## Work to complete
Return all the entries exactly, keeping pictures out.

## Data supplied

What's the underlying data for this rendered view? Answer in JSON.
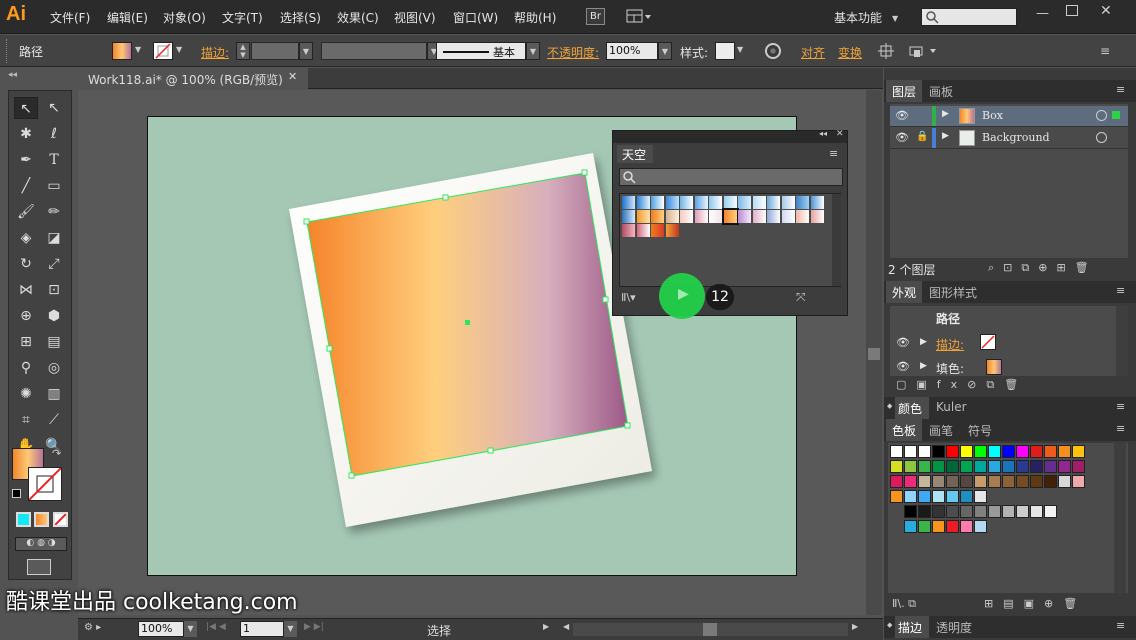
{
  "app": {
    "logo": "Ai",
    "menus": [
      "文件(F)",
      "编辑(E)",
      "对象(O)",
      "文字(T)",
      "选择(S)",
      "效果(C)",
      "视图(V)",
      "窗口(W)",
      "帮助(H)"
    ],
    "bridge_label": "Br",
    "workspace": "基本功能",
    "search_placeholder": ""
  },
  "control_bar": {
    "object_type": "路径",
    "stroke_label": "描边:",
    "stroke_style": "基本",
    "opacity_label": "不透明度:",
    "opacity_value": "100%",
    "style_label": "样式:",
    "align_label": "对齐",
    "transform_label": "变换"
  },
  "document": {
    "tab_title": "Work118.ai* @ 100% (RGB/预览)",
    "close_glyph": "✕"
  },
  "gradient_panel": {
    "tab": "天空",
    "counter": "12"
  },
  "layers_panel": {
    "tabs": [
      "图层",
      "画板"
    ],
    "layers": [
      {
        "name": "Box",
        "locked": false,
        "selected": true,
        "color": "#2fb24a"
      },
      {
        "name": "Background",
        "locked": true,
        "selected": false,
        "color": "#4a7fd6"
      }
    ],
    "footer": "2 个图层"
  },
  "appearance_panel": {
    "tabs": [
      "外观",
      "图形样式"
    ],
    "title": "路径",
    "rows": [
      {
        "label": "描边:"
      },
      {
        "label": "填色:"
      }
    ]
  },
  "color_panel": {
    "tabs": [
      "颜色",
      "Kuler"
    ]
  },
  "swatches_panel": {
    "tabs": [
      "色板",
      "画笔",
      "符号"
    ]
  },
  "bottom_panel": {
    "tabs": [
      "描边",
      "透明度"
    ]
  },
  "status": {
    "zoom": "100%",
    "artboard_number": "1",
    "tool": "选择"
  },
  "watermark": "酷课堂出品 coolketang.com"
}
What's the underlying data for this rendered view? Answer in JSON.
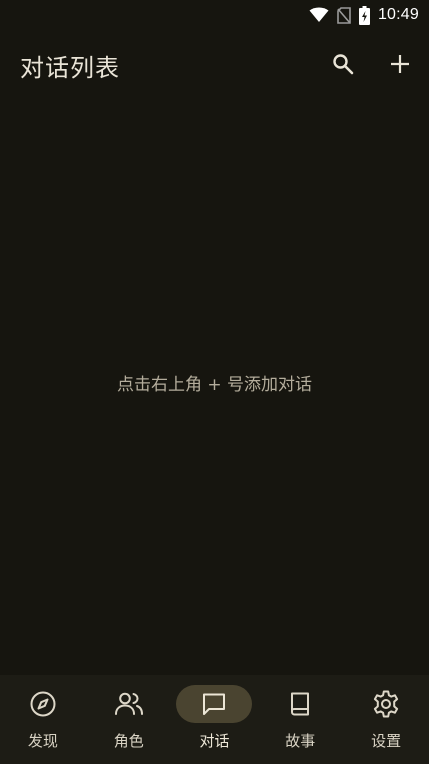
{
  "status_bar": {
    "time": "10:49",
    "icons": [
      "wifi-icon",
      "no-sim-icon",
      "battery-charging-icon"
    ]
  },
  "app_bar": {
    "title": "对话列表",
    "actions": [
      "search-icon",
      "add-icon"
    ]
  },
  "empty_state": {
    "message": "点击右上角 + 号添加对话"
  },
  "bottom_nav": {
    "active_index": 2,
    "items": [
      {
        "label": "发现",
        "icon": "compass-icon"
      },
      {
        "label": "角色",
        "icon": "people-icon"
      },
      {
        "label": "对话",
        "icon": "chat-icon"
      },
      {
        "label": "故事",
        "icon": "book-icon"
      },
      {
        "label": "设置",
        "icon": "gear-icon"
      }
    ]
  },
  "colors": {
    "background": "#16150f",
    "nav_background": "#1d1c15",
    "active_pill": "#4a4430",
    "text": "#e9e4d7",
    "hint_text": "#b4ad9c"
  }
}
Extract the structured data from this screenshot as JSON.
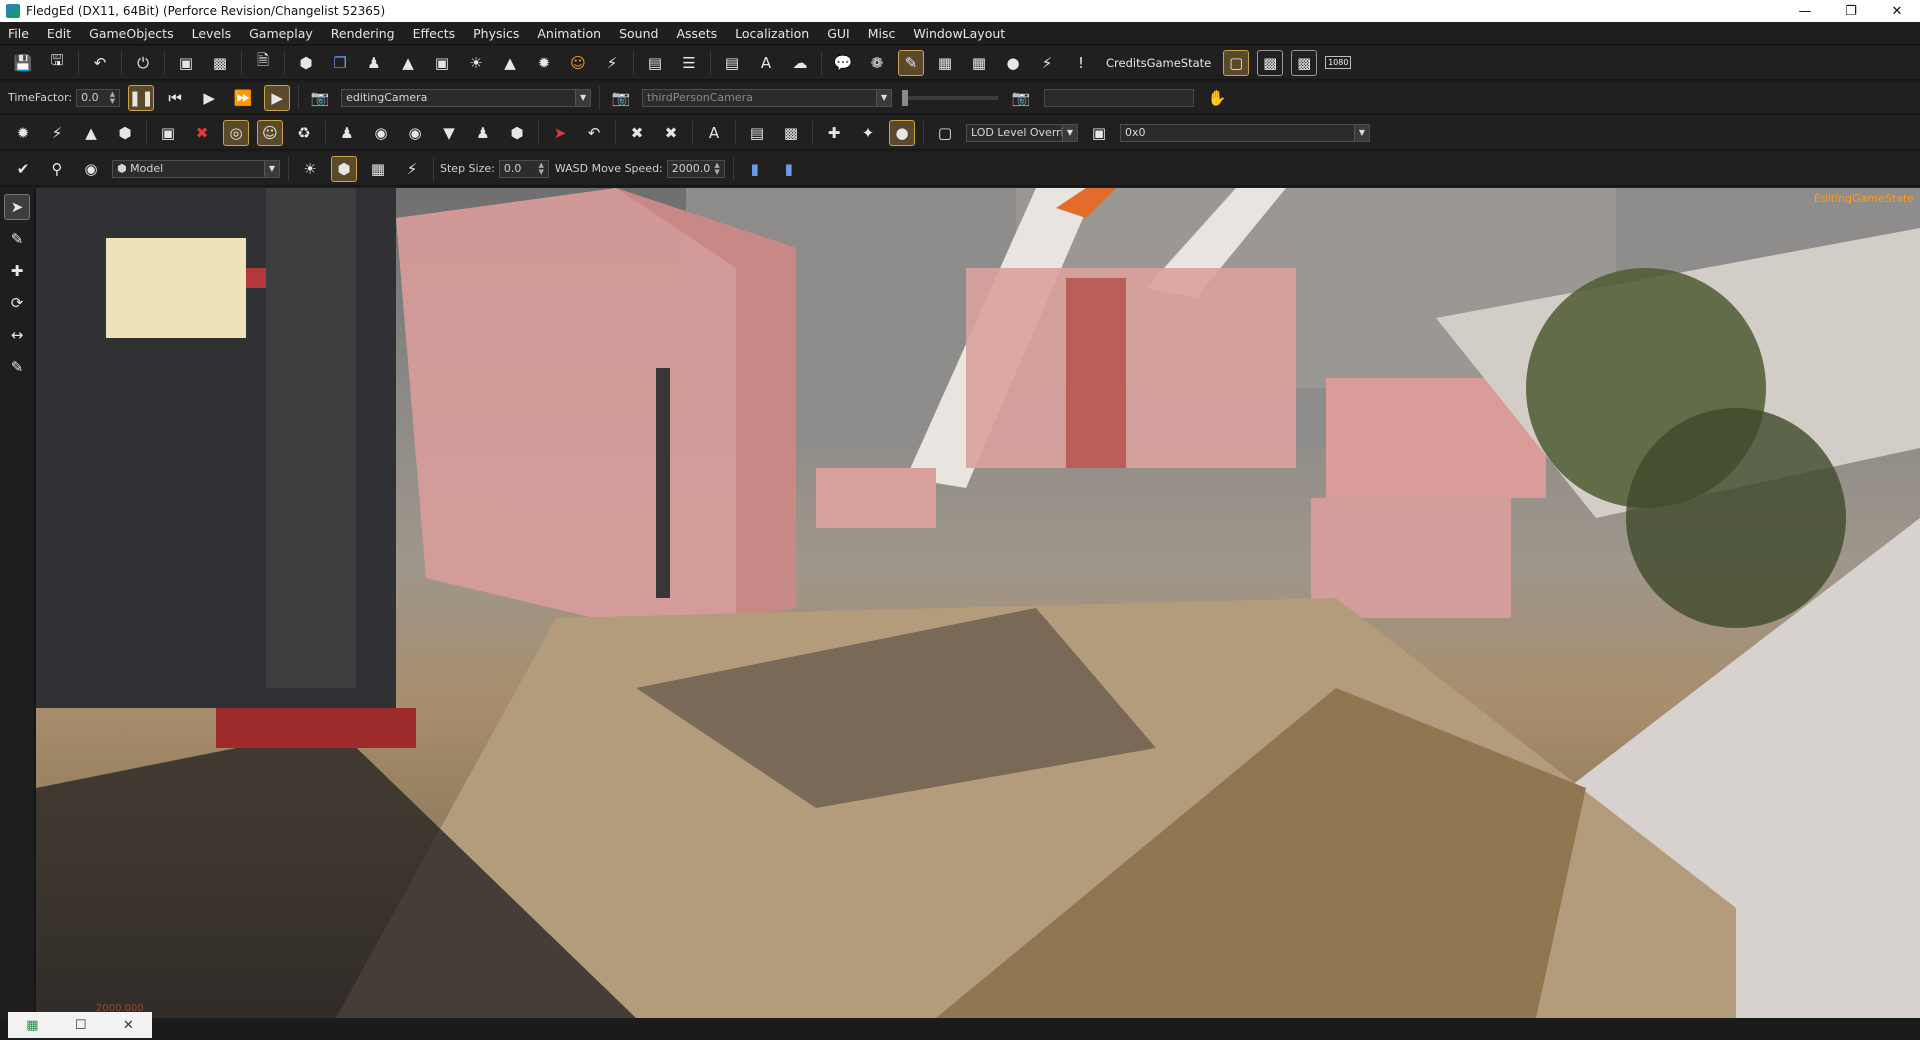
{
  "window": {
    "title": "FledgEd (DX11, 64Bit) (Perforce Revision/Changelist 52365)",
    "minimize": "—",
    "restore": "❐",
    "close": "✕"
  },
  "menu": [
    "File",
    "Edit",
    "GameObjects",
    "Levels",
    "Gameplay",
    "Rendering",
    "Effects",
    "Physics",
    "Animation",
    "Sound",
    "Assets",
    "Localization",
    "GUI",
    "Misc",
    "WindowLayout"
  ],
  "toolbar1": {
    "game_state": "CreditsGameState",
    "resolution_badge": "1080"
  },
  "toolbar2": {
    "timefactor_label": "TimeFactor:",
    "timefactor_value": "0.0",
    "camera_value": "editingCamera",
    "secondary_camera": "thirdPersonCamera"
  },
  "toolbar3": {
    "lod_override": "LOD Level Overrid",
    "resolution_value": "0x0"
  },
  "toolbar4": {
    "mode_value": "Model",
    "step_size_label": "Step Size:",
    "step_size_value": "0.0",
    "move_speed_label": "WASD Move Speed:",
    "move_speed_value": "2000.0"
  },
  "viewport": {
    "state_label": "EditingGameState",
    "coords_text": "2000.000"
  },
  "colors": {
    "accent_orange": "#ff9a1e",
    "active_border": "#c9a24a",
    "panel_bg": "#202020"
  }
}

## Task output
What's the underlying data for this rendered view? Answer in JSON.
{
  "app": {
    "logo": "Ai",
    "menus": [
      "文件(F)",
      "编辑(E)",
      "对象(O)",
      "文字(T)",
      "选择(S)",
      "效果(C)",
      "视图(V)",
      "窗口(W)",
      "帮助(H)"
    ],
    "bridge_label": "Br",
    "workspace": "基本功能",
    "search_placeholder": ""
  },
  "control_bar": {
    "object_type": "路径",
    "stroke_label": "描边:",
    "stroke_style": "基本",
    "opacity_label": "不透明度:",
    "opacity_value": "100%",
    "style_label": "样式:",
    "align_label": "对齐",
    "transform_label": "变换"
  },
  "document": {
    "tab_title": "Work118.ai* @ 100% (RGB/预览)",
    "close_glyph": "✕"
  },
  "gradient_panel": {
    "tab": "天空",
    "counter": "12"
  },
  "layers_panel": {
    "tabs": [
      "图层",
      "画板"
    ],
    "layers": [
      {
        "name": "Box",
        "locked": false,
        "selected": true,
        "color": "#2fb24a"
      },
      {
        "name": "Background",
        "locked": true,
        "selected": false,
        "color": "#4a7fd6"
      }
    ],
    "footer": "2 个图层"
  },
  "appearance_panel": {
    "tabs": [
      "外观",
      "图形样式"
    ],
    "title": "路径",
    "rows": [
      {
        "label": "描边:"
      },
      {
        "label": "填色:"
      }
    ]
  },
  "color_panel": {
    "tabs": [
      "颜色",
      "Kuler"
    ]
  },
  "swatches_panel": {
    "tabs": [
      "色板",
      "画笔",
      "符号"
    ]
  },
  "bottom_panel": {
    "tabs": [
      "描边",
      "透明度"
    ]
  },
  "status": {
    "zoom": "100%",
    "artboard_number": "1",
    "tool": "选择"
  },
  "watermark": "酷课堂出品 coolketang.com"
}
What's the underlying data for this rendered view? Answer in JSON.
{
  "status_bar": {
    "time": "10:49",
    "icons": [
      "wifi-icon",
      "no-sim-icon",
      "battery-charging-icon"
    ]
  },
  "app_bar": {
    "title": "对话列表",
    "actions": [
      "search-icon",
      "add-icon"
    ]
  },
  "empty_state": {
    "message": "点击右上角 + 号添加对话"
  },
  "bottom_nav": {
    "active_index": 2,
    "items": [
      {
        "label": "发现",
        "icon": "compass-icon"
      },
      {
        "label": "角色",
        "icon": "people-icon"
      },
      {
        "label": "对话",
        "icon": "chat-icon"
      },
      {
        "label": "故事",
        "icon": "book-icon"
      },
      {
        "label": "设置",
        "icon": "gear-icon"
      }
    ]
  },
  "colors": {
    "background": "#16150f",
    "nav_background": "#1d1c15",
    "active_pill": "#4a4430",
    "text": "#e9e4d7",
    "hint_text": "#b4ad9c"
  }
}
Extract the structured data from this screenshot as JSON.
{
  "window": {
    "title": "FledgEd (DX11, 64Bit) (Perforce Revision/Changelist 52365)",
    "minimize": "—",
    "restore": "❐",
    "close": "✕"
  },
  "menu": [
    "File",
    "Edit",
    "GameObjects",
    "Levels",
    "Gameplay",
    "Rendering",
    "Effects",
    "Physics",
    "Animation",
    "Sound",
    "Assets",
    "Localization",
    "GUI",
    "Misc",
    "WindowLayout"
  ],
  "toolbar1": {
    "game_state": "CreditsGameState",
    "resolution_badge": "1080"
  },
  "toolbar2": {
    "timefactor_label": "TimeFactor:",
    "timefactor_value": "0.0",
    "camera_value": "editingCamera",
    "secondary_camera": "thirdPersonCamera"
  },
  "toolbar3": {
    "lod_override": "LOD Level Overrid",
    "resolution_value": "0x0"
  },
  "toolbar4": {
    "mode_value": "Model",
    "step_size_label": "Step Size:",
    "step_size_value": "0.0",
    "move_speed_label": "WASD Move Speed:",
    "move_speed_value": "2000.0"
  },
  "viewport": {
    "state_label": "EditingGameState",
    "coords_text": "2000.000"
  },
  "colors": {
    "accent_orange": "#ff9a1e",
    "active_border": "#c9a24a",
    "panel_bg": "#202020"
  }
}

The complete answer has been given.